- **Exercise materials**:

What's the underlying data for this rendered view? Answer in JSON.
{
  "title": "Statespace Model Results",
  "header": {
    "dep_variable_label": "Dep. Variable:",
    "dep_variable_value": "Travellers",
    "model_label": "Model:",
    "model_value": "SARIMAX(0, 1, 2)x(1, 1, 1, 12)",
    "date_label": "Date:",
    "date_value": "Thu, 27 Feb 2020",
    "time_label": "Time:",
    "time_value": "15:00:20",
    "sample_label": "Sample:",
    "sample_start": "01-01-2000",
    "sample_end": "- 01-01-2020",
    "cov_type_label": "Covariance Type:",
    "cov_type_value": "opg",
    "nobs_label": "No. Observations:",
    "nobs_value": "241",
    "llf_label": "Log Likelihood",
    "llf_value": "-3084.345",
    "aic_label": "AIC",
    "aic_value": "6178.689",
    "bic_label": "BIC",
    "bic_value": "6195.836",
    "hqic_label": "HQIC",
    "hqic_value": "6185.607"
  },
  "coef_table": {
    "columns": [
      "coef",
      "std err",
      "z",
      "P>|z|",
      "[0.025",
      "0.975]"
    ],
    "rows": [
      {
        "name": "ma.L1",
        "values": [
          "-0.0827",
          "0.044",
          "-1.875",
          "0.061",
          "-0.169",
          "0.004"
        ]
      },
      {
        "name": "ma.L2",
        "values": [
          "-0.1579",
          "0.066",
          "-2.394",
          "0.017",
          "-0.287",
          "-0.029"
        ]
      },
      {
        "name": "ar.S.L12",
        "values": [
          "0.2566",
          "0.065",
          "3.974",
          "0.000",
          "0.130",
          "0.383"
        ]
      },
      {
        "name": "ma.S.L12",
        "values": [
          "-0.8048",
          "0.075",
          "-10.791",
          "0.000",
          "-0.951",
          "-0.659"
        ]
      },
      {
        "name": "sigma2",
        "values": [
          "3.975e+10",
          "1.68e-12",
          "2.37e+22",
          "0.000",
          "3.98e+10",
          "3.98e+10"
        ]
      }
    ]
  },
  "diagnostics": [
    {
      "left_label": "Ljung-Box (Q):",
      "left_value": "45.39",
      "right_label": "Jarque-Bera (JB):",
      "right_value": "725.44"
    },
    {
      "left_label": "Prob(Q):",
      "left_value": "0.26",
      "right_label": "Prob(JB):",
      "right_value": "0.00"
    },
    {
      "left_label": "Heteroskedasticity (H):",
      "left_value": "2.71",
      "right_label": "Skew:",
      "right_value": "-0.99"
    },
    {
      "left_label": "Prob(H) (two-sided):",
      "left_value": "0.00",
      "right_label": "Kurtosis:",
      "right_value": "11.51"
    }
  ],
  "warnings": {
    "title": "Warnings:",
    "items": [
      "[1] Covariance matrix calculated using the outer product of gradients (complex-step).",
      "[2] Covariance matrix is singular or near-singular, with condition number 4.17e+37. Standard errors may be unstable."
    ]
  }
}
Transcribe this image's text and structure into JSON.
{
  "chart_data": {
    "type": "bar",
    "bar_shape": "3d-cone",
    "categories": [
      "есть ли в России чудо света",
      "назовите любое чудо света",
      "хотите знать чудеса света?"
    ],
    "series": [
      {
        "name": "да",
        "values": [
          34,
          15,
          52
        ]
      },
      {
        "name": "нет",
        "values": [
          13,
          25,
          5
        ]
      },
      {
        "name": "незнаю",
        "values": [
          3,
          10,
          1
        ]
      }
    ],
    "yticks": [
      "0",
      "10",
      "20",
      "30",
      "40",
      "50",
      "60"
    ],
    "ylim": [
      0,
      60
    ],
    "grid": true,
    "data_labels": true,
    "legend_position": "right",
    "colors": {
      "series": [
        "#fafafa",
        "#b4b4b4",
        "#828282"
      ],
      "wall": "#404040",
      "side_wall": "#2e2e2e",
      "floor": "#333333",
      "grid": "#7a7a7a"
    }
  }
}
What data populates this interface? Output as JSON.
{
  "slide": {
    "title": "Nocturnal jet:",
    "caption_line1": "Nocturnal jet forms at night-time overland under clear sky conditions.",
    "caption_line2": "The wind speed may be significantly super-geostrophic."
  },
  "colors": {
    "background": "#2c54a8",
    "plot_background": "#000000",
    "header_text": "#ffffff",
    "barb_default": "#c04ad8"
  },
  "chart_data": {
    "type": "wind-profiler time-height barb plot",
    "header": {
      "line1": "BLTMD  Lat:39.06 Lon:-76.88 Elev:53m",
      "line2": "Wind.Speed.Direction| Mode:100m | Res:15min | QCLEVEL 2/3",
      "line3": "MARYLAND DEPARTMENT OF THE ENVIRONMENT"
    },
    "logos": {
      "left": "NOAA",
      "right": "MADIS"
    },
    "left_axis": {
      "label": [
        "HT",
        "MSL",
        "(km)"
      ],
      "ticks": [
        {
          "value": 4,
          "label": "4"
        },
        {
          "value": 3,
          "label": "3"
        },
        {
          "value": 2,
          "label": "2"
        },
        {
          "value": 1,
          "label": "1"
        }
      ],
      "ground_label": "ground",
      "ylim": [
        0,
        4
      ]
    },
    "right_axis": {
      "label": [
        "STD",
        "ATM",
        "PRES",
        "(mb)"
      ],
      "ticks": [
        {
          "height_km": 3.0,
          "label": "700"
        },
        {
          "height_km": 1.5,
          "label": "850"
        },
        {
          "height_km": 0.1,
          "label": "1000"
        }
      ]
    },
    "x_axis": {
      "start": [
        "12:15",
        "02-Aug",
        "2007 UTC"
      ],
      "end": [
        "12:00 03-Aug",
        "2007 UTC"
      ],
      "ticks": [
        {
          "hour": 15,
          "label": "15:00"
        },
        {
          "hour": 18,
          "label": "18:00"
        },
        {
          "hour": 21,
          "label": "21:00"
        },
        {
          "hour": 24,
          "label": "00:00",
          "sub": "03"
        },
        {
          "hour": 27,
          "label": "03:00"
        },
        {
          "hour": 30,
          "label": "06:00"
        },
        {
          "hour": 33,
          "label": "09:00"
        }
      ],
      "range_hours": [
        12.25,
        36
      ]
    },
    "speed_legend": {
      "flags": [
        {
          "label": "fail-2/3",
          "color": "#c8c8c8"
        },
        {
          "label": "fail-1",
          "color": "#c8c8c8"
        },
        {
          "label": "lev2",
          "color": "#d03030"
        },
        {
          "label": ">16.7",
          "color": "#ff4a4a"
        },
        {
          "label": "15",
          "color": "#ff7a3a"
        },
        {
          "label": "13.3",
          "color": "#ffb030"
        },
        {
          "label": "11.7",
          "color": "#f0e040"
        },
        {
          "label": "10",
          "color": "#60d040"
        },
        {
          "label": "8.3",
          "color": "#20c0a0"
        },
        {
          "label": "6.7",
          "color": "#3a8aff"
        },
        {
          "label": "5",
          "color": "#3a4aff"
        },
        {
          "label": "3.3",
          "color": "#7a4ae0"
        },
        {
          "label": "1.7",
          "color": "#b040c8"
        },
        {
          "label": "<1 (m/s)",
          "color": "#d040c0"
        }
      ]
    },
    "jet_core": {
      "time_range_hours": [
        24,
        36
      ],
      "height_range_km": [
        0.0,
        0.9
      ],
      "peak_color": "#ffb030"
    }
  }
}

- **Your objective**:
Check each line in the listing above for the string "чудо", then report how many lines contain it, with no other text.

- **Reply to the task**:
2